+++ EXTRACT

Single-Peaked Preferences

  • consider one person's preferences over choice set \(X \subset \mathbb{R}\)
  • her preferences are single-peaked if there exists option \(v \in X\) such that
    • \(v \succ x \succ y\) whenever \(y<x<v\) or \(y>x>v\)
    • \(v\) is the bliss point
    • \(!\) this is a restriction on the set of considered preferences

Single-Peaked Preferences: Nice Properties

  • suppose we have \(N\) (odd) individuals with single-peaked preferences
  • then,
    • majority rule satisfies transitivity
    • truthful reporting is a weakly dominant strategy*

Single-Peaked Preferences: (Hidden) Assumptions

  • voters have single-peaked preferences if they have an ideal balance between the two directions of the ideological spectrum and if they dislike policies the farther away they are from their ideal point
    • one dimension
    • further = worse
      • cannot dislike candidates for any reason other than policy

Voters' Ideology as Single-Peaked Preferences

  • if we assume single-peaked preferences, every voter is characterized just by her bliss point
  • we can place all voters' bliss points on the line
  • call the collection of all voters' bliss points the electorate

Black's Median Voter Theorem

  • suppose we have \(N\) (odd) individuals with single-peaked preferences

    • their bliss points are sorted in increasing order: \(v_1 \leq v_2 \leq \dots \leq v_N\)
  • then,

    • bliss point of the median voter is Condorcet winner
      • it beats all other options in pairwise comparisons via majority rule

Identifying the Median Voter

  • median voter splits electorate in half: half of voters are to the left, half are to the right
  • identity of median voter depends on the electorate
    • in conservative states, median voter is more conservative
    • if poorer voters are less likely to vote, then median voter \(\ne\) median citizen
    • many factors affect voter participation: age, education, what's on the ballot, weather, how the sports team is doing, etc
    • franchise restrictions
      • voting rights for women, racial minorities, convicted felons, non-residents, etc

Black's Median Voter Theorem: Interpretations

  • policy closest to the median voter is going to win against any other policy
  • corollary: if status quo is at the median voter's bliss point, then no challenging proposal will be accepted

When MVT Doesn't Apply

  • MVT holds only if there is a single issue
    • if there are two or more issues that parties take stands on, but only one election, there is no guarantee that the median voter's preference will win on any issue
    • even with single-peaked preferences, multiple dimensions make it possible for voting cycles to arise
  • is the MVT useless?

++++++
+++ DATASET EXCERPTS

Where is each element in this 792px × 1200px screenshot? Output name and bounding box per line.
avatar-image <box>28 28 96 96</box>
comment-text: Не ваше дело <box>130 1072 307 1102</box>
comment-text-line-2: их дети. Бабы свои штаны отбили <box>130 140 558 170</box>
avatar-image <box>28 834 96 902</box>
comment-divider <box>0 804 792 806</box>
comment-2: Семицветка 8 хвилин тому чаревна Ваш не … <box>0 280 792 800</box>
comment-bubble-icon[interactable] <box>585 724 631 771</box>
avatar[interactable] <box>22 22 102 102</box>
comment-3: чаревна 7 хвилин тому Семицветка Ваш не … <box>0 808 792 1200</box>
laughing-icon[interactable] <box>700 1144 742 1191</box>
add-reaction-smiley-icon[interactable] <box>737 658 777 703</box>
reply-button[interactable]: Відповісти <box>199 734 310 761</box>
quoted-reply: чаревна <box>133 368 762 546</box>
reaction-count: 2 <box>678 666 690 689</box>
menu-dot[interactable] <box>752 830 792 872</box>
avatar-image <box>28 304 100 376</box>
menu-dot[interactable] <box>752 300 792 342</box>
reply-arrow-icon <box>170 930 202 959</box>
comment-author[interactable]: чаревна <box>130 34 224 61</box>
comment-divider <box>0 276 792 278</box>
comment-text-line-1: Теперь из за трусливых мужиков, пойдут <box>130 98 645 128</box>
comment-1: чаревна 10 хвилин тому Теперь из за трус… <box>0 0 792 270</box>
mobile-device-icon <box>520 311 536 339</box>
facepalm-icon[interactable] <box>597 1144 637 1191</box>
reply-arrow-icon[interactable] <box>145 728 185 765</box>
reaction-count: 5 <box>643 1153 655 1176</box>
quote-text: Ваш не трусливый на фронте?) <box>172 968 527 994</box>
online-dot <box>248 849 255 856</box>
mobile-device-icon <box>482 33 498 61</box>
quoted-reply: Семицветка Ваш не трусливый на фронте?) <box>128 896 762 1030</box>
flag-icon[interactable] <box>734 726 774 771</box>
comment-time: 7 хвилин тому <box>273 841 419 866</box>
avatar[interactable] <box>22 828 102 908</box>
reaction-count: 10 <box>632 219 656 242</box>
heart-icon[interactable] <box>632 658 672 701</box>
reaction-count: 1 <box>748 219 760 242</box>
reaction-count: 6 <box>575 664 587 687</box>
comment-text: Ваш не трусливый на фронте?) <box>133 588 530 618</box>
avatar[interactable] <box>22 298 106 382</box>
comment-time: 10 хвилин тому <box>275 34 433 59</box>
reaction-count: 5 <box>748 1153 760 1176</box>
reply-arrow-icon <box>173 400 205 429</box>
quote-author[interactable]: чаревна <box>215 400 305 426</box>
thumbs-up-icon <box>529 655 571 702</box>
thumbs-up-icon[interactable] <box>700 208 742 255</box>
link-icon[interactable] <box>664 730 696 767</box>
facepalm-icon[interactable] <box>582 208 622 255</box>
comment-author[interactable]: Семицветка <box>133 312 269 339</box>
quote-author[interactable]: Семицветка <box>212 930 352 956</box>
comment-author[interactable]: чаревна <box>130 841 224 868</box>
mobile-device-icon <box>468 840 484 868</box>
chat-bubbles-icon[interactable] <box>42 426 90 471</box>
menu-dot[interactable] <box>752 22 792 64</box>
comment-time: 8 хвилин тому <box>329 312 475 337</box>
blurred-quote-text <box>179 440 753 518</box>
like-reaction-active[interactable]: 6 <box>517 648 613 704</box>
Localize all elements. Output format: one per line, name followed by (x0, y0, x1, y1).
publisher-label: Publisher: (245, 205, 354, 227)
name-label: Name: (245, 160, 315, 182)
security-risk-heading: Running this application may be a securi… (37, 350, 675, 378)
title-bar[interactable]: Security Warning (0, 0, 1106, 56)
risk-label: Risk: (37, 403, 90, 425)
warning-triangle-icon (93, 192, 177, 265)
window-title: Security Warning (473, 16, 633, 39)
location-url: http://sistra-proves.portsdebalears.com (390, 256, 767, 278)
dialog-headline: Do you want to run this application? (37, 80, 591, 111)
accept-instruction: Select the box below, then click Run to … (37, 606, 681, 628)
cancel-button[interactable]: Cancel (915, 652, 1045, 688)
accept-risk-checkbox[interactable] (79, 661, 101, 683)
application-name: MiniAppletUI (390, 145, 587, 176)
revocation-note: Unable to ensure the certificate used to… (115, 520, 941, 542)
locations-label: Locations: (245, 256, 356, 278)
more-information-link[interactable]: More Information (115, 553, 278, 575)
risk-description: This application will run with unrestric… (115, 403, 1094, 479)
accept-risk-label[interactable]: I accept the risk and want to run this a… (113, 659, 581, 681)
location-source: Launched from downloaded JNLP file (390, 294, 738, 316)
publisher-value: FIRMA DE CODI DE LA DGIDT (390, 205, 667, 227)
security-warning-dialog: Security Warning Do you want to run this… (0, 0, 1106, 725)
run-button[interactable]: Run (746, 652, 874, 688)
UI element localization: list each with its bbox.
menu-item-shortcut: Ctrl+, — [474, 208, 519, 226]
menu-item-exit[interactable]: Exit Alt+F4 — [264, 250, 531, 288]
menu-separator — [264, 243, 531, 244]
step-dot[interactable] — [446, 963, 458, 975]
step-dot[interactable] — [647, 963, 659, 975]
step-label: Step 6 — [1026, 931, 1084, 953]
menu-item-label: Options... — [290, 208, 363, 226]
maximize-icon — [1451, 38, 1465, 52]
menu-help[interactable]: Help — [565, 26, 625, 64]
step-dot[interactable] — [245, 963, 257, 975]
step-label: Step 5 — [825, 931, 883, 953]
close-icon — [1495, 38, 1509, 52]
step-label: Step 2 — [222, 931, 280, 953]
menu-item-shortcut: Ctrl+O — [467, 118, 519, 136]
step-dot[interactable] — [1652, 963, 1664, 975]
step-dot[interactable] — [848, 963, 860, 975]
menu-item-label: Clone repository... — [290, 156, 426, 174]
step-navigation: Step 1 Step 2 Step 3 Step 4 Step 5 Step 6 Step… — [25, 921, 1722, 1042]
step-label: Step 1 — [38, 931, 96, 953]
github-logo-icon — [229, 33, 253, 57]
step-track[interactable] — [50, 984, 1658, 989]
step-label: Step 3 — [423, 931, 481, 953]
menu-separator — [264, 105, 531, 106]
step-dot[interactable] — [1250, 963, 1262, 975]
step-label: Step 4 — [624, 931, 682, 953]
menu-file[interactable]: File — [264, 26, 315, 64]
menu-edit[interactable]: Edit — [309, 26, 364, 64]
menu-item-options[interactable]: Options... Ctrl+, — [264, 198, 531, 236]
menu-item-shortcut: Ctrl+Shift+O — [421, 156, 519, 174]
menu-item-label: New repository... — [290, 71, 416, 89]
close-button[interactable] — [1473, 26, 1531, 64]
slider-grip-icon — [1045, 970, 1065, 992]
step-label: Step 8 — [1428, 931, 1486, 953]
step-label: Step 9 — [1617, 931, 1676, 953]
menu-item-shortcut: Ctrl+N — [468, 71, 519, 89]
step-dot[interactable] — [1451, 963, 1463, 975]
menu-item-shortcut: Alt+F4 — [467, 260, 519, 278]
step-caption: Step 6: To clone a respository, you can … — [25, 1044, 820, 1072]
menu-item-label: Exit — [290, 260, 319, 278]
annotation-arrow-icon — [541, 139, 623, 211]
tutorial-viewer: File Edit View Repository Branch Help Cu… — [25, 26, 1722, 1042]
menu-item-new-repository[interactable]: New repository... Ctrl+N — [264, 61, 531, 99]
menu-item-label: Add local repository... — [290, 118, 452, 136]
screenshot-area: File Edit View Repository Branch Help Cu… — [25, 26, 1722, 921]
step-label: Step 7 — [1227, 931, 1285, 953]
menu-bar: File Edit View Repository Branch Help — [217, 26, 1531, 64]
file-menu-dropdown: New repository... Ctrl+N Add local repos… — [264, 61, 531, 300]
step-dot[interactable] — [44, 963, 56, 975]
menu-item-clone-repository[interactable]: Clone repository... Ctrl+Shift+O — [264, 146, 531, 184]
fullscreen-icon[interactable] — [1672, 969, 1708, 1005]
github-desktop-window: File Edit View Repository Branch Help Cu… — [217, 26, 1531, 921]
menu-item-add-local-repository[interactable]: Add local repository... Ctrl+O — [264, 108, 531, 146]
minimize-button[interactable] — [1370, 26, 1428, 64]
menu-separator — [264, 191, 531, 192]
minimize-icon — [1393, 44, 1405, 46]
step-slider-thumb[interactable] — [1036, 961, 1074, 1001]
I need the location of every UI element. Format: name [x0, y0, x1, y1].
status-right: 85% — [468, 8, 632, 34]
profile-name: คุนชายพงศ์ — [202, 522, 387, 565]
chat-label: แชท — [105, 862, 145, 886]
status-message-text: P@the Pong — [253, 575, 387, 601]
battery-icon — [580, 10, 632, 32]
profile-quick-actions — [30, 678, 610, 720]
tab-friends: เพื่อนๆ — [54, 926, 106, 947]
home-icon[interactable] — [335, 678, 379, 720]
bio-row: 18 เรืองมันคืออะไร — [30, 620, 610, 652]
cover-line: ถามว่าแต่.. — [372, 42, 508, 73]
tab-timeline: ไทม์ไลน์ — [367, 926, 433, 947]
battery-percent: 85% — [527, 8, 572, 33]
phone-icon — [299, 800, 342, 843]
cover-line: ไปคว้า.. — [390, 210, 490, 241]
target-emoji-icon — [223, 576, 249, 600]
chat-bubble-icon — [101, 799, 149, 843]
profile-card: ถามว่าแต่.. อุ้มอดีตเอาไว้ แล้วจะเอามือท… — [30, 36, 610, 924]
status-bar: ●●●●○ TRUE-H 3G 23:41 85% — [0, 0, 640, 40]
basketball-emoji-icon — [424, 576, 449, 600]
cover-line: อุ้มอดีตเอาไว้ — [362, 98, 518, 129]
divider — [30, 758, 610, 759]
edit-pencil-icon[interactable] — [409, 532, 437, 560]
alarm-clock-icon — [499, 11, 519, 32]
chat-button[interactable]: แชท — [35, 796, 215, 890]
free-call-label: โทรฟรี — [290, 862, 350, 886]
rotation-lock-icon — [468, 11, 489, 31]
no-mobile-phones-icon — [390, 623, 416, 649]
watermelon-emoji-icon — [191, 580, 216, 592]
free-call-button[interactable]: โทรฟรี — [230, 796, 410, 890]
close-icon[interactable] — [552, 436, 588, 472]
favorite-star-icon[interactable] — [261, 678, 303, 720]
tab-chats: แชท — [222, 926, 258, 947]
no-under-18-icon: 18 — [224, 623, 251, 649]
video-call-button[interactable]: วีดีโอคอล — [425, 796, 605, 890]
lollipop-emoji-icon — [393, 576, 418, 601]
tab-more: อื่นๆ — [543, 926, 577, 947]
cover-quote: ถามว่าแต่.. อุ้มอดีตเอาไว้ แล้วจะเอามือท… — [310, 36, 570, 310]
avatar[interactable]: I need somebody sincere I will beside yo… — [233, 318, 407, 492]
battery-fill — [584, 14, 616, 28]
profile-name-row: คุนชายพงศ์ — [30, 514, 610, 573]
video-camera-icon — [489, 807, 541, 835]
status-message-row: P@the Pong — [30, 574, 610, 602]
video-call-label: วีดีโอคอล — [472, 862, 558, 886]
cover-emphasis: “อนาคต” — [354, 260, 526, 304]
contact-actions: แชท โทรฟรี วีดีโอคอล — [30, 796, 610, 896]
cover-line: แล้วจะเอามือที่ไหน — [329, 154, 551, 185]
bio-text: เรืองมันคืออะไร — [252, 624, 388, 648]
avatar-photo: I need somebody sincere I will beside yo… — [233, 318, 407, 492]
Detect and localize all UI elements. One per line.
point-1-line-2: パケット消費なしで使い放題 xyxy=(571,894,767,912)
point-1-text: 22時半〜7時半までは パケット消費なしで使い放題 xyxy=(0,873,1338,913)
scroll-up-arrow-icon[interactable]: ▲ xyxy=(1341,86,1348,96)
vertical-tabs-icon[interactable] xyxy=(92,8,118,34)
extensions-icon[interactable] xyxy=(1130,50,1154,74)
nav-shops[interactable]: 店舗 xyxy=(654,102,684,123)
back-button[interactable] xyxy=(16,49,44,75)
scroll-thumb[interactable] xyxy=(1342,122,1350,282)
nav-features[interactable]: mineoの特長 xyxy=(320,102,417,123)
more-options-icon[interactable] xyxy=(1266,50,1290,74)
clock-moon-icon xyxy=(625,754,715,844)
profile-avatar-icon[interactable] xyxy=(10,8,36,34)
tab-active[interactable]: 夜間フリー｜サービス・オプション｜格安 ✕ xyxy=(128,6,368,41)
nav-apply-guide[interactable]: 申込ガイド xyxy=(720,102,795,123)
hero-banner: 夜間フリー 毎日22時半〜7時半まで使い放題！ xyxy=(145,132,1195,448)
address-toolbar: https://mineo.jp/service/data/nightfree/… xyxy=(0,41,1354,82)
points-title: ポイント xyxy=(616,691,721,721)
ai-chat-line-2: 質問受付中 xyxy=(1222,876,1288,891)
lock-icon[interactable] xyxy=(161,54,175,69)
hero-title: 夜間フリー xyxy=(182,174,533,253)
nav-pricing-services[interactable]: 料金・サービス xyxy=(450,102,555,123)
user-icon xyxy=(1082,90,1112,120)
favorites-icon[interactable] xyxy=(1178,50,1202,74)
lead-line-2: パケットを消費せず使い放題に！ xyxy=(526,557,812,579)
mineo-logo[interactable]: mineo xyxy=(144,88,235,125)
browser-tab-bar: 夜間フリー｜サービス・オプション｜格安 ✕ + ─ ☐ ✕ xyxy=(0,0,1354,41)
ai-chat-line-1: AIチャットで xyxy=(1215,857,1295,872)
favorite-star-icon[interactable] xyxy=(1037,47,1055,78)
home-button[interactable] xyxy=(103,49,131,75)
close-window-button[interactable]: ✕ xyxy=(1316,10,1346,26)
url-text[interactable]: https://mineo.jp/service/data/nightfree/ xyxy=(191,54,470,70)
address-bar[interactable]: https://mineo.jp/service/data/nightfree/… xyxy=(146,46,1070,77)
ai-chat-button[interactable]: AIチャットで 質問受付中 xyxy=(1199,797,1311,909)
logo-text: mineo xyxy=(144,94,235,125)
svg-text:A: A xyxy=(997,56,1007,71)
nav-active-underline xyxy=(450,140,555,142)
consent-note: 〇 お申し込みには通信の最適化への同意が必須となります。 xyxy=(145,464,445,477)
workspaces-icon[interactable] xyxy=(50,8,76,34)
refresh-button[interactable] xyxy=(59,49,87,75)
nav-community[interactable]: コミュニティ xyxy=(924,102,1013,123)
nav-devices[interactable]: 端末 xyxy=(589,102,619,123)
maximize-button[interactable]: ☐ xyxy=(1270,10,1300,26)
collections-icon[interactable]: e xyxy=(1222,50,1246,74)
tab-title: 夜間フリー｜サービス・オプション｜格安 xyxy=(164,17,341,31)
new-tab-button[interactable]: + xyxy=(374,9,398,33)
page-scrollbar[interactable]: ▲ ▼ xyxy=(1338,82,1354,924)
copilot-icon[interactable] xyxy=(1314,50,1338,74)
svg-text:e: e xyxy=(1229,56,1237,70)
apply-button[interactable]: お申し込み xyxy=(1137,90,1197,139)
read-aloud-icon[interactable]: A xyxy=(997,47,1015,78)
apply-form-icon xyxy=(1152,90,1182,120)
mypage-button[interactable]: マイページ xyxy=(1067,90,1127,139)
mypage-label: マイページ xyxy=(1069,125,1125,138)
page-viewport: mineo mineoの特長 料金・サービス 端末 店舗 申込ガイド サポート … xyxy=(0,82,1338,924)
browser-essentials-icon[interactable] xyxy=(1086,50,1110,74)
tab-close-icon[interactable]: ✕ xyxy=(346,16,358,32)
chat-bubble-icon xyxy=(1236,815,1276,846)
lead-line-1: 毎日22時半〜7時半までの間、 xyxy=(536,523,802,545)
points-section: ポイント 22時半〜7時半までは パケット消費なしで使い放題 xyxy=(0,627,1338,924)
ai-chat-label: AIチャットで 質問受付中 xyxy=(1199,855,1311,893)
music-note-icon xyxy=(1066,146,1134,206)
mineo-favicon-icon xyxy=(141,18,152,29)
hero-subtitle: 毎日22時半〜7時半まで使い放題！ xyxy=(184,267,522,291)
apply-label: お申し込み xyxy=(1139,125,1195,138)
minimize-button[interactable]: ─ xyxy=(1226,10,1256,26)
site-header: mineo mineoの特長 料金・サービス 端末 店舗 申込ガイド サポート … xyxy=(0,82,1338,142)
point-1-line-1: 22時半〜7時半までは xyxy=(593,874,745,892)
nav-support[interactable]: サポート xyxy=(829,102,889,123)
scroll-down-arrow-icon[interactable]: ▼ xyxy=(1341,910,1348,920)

++++++

• TASK REQUIREMENTS:
[1] List every slide title in the slides on single-peaked preferences, in order.
[2] Carry on the slides on single-peaked preferences from the point where they end.
The data are separate material, apart from the slides on single-peaked preferences.

• WRITTEN ANSWERS:
[1]
1. Single-Peaked Preferences
2. Single-Peaked Preferences: Nice Properties
3. Single-Peaked Preferences: (Hidden) Assumptions
4. Voters' Ideology as Single-Peaked Preferences
5. Black's Median Voter Theorem
6. Identifying the Median Voter
7. Black's Median Voter Theorem: Interpretations
8. When MVT Doesn't Apply

[2]
    • possibly so, but IRL platforms empirically boil down to a single dimension -- liberal-conservative spectrum in the US

Strategic Political Competition

  • no we know how to represent voters' ideology
  • what if we had multiple political candidates competing in an election?
    • what platforms will they propose?
    • will they moderate or go to extremes?
    • will we see polarization?

A Formal Model of Political Competition

  • key actors (players)
  • what they can do (strategies)
  • their goals (payoffs)

Downsian Model of Electoral Competition

  • players: two candidates (parties) D and R
  • strategies: each candidate chooses a policy platform
    • a number on a real line
  • goals: winning the election under majority rule
    • payoff is \(1\) for the winner, \(0\) for the loser, \(0.5\) if tied
    • these are office-motivated candidates (they don't personally care about policy)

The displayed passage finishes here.